What to work on - Single out the lines of the material that contain "Election" and copy them.

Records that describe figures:
····················
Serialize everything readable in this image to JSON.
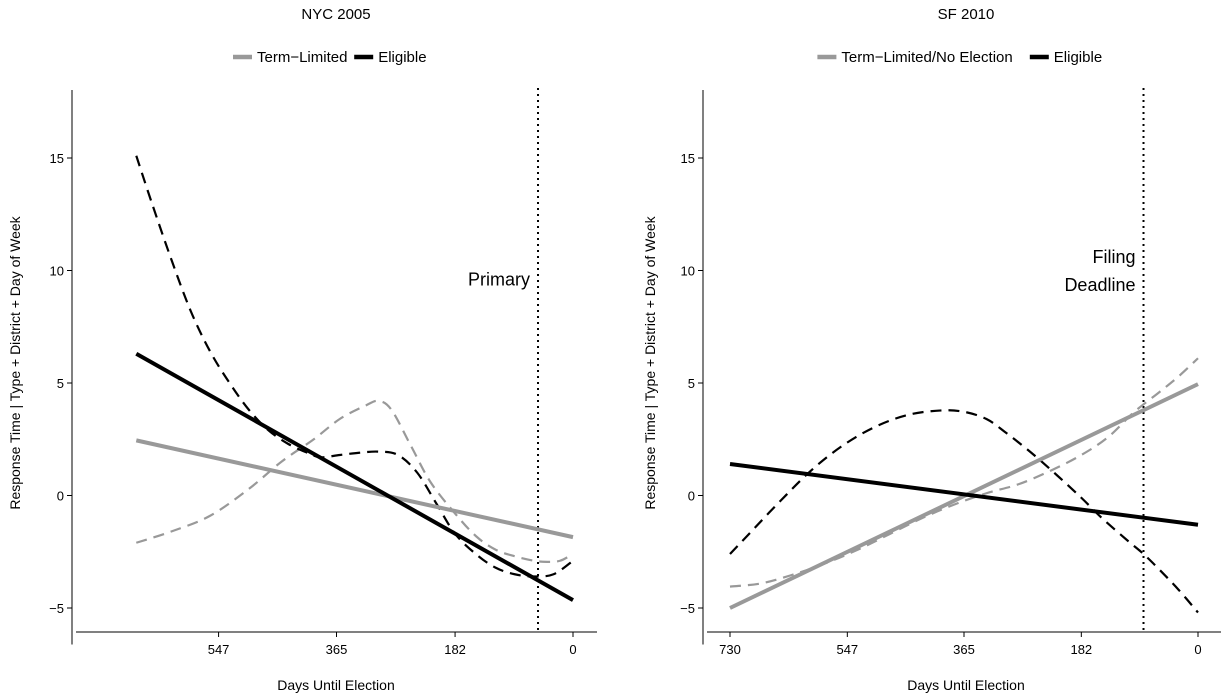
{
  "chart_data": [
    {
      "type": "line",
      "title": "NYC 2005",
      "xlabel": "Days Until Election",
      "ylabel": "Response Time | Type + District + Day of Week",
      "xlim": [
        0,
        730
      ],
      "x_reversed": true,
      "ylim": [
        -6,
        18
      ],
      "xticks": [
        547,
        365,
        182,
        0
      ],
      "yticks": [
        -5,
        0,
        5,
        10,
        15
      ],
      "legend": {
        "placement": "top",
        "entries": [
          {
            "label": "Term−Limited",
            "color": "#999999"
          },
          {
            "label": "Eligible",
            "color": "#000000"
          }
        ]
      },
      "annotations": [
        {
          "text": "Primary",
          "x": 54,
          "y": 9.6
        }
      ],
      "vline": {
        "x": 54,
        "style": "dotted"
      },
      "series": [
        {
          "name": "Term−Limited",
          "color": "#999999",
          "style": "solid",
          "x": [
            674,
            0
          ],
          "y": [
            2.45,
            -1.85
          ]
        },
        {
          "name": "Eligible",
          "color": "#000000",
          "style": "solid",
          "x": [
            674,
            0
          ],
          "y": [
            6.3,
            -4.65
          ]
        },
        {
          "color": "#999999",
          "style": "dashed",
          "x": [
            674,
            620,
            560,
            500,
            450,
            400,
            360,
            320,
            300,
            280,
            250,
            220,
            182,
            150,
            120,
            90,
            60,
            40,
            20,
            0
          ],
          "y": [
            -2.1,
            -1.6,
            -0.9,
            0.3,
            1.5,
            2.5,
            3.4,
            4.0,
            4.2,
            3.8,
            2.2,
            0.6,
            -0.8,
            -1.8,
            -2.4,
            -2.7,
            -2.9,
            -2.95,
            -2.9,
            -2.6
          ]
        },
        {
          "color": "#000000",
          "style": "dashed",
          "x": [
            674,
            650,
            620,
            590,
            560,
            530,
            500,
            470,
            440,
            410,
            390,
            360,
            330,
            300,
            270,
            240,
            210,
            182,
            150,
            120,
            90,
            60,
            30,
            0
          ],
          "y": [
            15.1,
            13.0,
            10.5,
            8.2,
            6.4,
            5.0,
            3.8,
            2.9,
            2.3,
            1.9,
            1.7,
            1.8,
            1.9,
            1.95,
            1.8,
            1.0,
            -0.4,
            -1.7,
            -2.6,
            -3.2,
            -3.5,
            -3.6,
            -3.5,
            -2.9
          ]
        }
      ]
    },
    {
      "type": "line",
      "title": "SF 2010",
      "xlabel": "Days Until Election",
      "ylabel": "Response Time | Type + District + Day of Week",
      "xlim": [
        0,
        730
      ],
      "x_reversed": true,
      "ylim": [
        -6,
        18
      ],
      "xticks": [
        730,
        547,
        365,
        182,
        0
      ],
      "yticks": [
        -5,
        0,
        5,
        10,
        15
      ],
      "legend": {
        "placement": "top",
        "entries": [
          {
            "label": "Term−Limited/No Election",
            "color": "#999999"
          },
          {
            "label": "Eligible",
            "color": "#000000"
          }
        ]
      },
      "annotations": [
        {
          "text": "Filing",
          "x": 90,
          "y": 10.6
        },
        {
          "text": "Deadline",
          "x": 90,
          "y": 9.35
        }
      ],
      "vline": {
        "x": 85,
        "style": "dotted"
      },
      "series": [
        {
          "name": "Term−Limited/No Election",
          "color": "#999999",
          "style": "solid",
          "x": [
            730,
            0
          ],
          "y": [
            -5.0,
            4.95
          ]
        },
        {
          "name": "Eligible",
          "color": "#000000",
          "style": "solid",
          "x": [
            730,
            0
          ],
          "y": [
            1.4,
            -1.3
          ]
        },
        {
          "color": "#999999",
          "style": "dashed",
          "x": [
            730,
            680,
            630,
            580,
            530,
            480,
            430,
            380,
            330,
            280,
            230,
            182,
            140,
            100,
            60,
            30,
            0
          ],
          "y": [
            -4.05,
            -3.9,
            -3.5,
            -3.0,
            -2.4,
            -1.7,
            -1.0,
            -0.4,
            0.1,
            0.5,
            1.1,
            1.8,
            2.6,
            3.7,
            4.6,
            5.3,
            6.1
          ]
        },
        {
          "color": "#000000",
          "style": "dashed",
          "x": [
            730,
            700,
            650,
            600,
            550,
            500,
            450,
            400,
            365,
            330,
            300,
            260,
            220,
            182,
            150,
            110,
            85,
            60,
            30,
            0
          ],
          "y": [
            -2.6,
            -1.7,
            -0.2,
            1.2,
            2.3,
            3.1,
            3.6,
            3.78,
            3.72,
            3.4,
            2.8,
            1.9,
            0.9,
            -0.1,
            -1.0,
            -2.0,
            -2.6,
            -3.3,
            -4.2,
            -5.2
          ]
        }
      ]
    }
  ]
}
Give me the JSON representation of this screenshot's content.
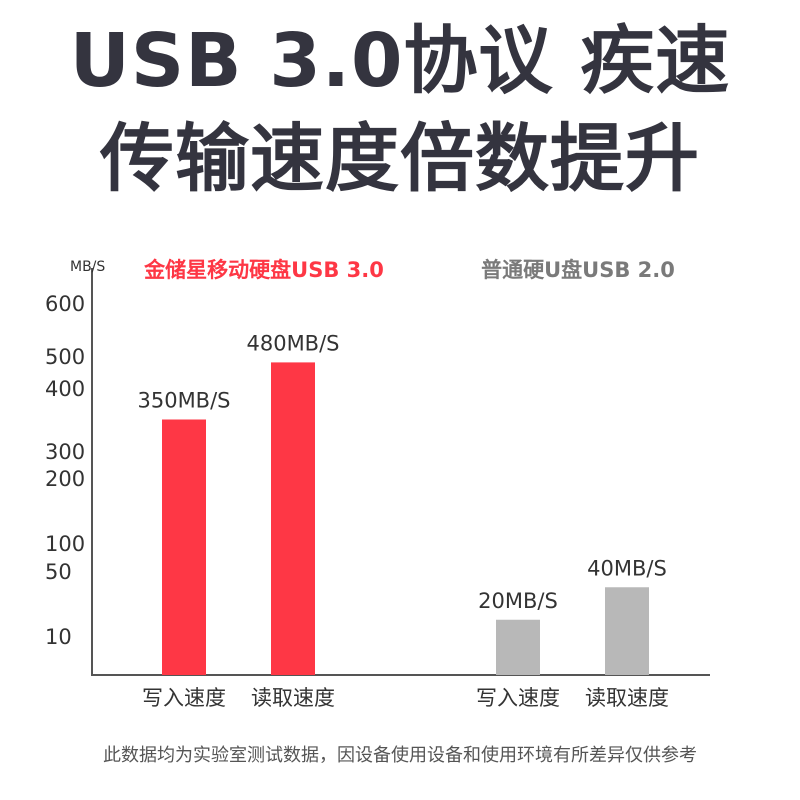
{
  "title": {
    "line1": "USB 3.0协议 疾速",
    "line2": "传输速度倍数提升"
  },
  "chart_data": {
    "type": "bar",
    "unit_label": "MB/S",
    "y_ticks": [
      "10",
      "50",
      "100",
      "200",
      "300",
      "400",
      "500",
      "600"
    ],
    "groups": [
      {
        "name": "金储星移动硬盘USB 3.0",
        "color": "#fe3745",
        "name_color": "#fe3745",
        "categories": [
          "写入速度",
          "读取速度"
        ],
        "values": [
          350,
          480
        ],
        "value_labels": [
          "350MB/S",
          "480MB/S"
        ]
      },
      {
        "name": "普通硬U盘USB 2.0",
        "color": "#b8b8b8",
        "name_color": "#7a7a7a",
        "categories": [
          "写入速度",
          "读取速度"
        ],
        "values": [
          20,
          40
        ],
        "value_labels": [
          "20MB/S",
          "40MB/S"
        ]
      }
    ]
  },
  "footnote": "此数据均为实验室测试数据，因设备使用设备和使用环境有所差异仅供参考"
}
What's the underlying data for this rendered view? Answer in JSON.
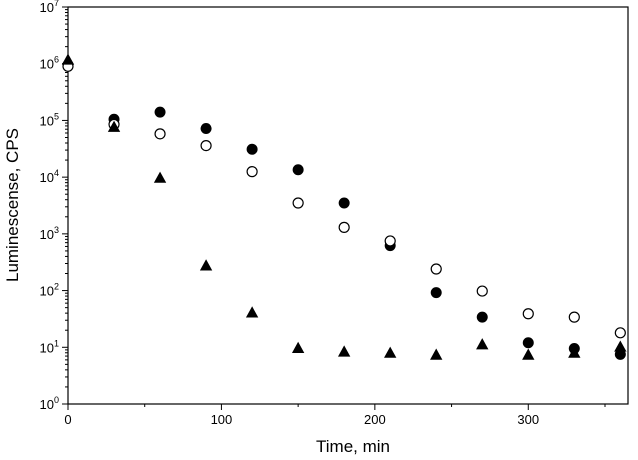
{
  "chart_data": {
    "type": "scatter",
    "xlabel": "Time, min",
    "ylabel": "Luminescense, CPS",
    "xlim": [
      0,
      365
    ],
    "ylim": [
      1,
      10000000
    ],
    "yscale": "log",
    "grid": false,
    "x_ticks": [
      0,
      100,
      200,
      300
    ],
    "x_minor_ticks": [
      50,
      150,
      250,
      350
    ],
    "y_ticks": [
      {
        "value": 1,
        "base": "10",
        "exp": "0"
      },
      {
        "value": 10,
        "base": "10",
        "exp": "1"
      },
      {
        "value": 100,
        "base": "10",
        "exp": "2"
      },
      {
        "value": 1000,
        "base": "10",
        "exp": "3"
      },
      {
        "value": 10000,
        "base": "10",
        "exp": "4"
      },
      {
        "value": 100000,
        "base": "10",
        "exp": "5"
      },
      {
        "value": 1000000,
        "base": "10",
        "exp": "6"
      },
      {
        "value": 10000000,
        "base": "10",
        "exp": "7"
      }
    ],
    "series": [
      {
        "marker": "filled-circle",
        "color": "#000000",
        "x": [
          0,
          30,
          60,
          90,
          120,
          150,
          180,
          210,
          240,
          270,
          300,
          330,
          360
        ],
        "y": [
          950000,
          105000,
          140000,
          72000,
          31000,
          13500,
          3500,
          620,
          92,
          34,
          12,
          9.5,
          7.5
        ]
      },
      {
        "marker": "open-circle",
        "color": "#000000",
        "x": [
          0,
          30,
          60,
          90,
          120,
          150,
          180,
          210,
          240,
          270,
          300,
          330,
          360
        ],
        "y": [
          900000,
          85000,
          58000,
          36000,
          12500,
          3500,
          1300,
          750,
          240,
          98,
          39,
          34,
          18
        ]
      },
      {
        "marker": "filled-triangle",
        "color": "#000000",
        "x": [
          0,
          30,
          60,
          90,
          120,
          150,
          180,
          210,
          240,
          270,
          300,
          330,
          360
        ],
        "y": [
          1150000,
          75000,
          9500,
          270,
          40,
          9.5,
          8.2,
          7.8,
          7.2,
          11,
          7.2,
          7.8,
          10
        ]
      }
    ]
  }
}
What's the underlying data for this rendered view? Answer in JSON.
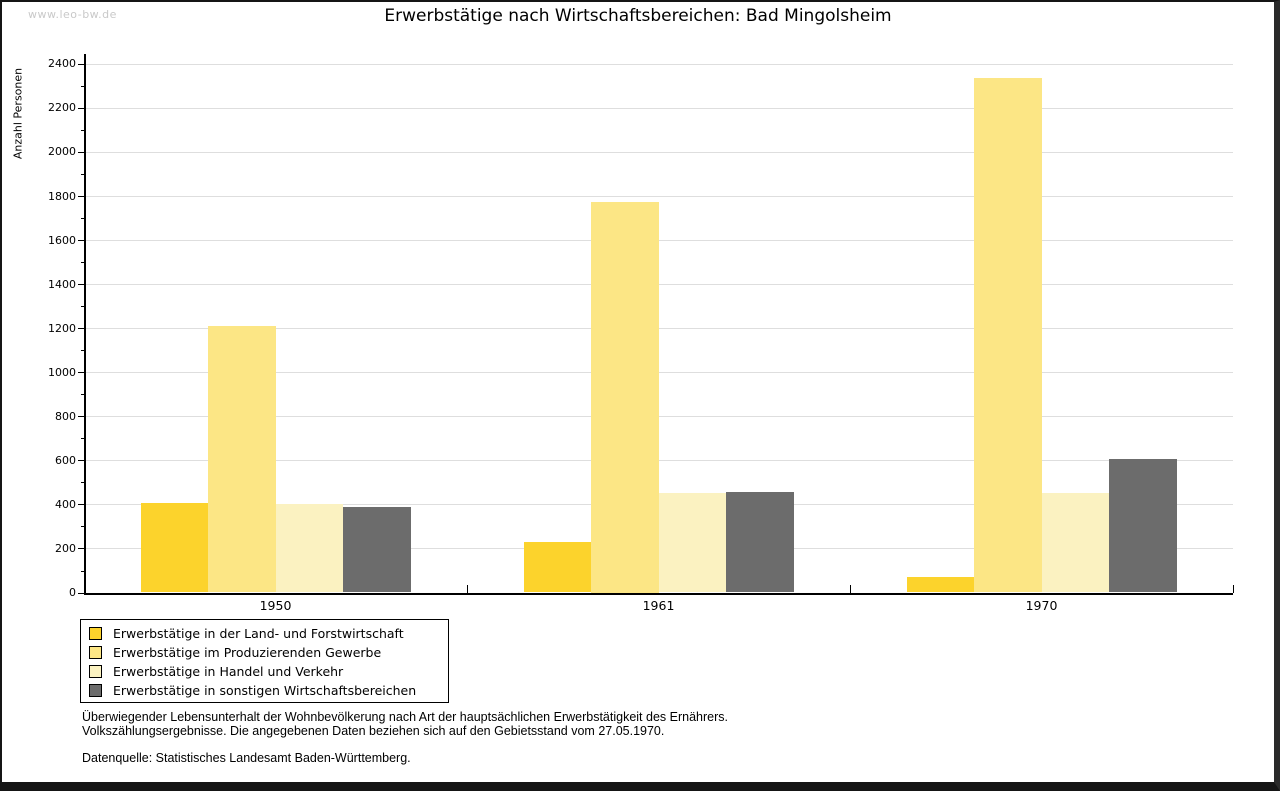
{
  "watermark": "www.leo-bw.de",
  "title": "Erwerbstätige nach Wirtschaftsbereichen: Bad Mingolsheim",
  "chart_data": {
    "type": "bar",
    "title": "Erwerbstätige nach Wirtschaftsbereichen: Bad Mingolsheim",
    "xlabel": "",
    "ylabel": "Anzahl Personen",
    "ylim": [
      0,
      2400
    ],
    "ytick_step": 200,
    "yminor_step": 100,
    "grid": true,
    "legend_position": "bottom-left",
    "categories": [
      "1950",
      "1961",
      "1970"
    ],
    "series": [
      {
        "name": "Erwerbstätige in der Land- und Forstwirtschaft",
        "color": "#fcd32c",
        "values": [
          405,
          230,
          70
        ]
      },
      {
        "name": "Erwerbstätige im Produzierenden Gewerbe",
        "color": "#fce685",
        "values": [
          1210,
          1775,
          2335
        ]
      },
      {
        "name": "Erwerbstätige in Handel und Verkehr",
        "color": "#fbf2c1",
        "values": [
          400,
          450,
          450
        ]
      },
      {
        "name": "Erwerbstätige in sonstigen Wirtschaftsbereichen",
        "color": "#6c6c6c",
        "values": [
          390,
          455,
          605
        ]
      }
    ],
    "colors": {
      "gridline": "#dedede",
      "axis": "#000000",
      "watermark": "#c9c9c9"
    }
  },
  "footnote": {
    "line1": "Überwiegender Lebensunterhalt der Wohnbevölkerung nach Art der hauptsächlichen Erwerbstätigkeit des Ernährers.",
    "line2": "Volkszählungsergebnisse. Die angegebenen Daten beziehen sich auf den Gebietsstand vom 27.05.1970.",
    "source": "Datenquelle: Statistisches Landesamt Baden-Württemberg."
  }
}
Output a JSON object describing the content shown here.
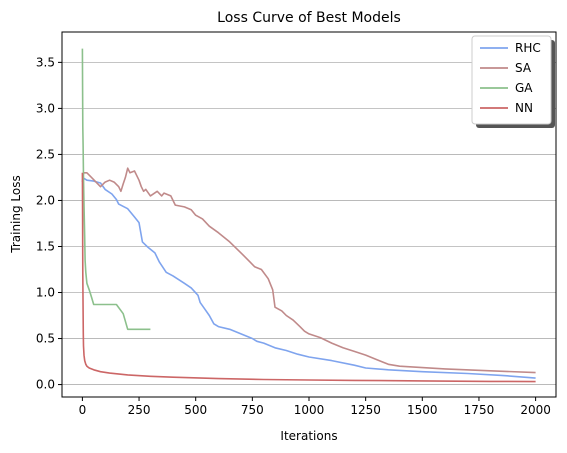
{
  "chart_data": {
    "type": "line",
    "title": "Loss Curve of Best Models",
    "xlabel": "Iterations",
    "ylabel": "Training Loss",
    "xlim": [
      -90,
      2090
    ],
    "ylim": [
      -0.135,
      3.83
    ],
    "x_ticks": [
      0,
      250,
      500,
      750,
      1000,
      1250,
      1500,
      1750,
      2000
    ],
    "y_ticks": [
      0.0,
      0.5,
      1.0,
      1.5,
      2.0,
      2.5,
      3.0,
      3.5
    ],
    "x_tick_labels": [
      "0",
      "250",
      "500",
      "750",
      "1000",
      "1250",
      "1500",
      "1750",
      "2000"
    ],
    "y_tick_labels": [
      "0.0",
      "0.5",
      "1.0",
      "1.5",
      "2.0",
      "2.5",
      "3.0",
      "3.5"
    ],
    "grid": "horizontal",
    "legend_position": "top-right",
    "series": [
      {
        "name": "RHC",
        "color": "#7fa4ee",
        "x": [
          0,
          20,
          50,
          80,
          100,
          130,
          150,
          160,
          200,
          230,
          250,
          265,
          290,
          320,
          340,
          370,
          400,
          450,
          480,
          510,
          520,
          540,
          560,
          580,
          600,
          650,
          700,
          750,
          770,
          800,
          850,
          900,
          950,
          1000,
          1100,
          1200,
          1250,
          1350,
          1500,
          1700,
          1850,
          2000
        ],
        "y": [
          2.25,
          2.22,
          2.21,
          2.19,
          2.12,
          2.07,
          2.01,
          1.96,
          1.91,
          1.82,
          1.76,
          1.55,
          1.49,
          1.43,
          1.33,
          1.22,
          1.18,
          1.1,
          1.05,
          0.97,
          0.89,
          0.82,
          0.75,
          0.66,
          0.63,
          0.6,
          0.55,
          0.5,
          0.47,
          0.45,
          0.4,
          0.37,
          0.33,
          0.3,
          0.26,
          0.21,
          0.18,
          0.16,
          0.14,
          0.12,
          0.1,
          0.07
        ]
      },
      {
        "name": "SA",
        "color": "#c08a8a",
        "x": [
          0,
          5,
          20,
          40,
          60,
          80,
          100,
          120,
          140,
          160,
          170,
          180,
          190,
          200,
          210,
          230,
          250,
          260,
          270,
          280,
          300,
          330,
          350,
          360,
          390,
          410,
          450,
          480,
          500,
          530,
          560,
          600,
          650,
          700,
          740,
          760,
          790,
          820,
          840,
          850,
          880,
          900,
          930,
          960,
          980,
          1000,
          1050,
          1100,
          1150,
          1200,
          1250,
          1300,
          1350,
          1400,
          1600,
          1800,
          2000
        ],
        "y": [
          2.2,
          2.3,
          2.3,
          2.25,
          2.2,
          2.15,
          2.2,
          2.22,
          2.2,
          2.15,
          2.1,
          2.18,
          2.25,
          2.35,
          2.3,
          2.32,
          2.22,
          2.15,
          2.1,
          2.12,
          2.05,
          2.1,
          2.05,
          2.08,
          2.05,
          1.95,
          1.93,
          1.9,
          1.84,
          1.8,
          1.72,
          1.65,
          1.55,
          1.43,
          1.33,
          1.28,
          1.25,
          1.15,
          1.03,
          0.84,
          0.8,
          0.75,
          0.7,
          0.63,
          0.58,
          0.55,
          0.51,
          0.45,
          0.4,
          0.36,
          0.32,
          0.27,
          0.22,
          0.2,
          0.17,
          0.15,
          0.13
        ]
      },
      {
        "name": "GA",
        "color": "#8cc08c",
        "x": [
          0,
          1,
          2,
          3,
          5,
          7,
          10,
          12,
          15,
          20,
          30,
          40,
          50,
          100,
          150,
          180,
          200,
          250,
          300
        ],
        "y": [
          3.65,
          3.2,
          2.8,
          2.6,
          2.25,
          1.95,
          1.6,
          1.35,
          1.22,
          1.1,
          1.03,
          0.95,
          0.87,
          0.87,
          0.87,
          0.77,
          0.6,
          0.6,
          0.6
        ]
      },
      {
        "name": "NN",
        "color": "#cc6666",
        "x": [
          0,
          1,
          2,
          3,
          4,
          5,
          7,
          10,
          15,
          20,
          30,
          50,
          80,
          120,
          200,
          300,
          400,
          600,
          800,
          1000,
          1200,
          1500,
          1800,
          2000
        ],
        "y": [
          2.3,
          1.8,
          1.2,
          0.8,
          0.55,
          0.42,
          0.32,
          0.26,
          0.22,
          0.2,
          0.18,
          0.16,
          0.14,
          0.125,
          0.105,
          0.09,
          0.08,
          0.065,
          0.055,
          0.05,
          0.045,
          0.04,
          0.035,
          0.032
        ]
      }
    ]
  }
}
····················
Response to the task -
      "xlabel": "Days Until Election",
      "xlabel": "Days Until Election",
            "label": "Term−Limited/No Election",
          "name": "Term−Limited/No Election",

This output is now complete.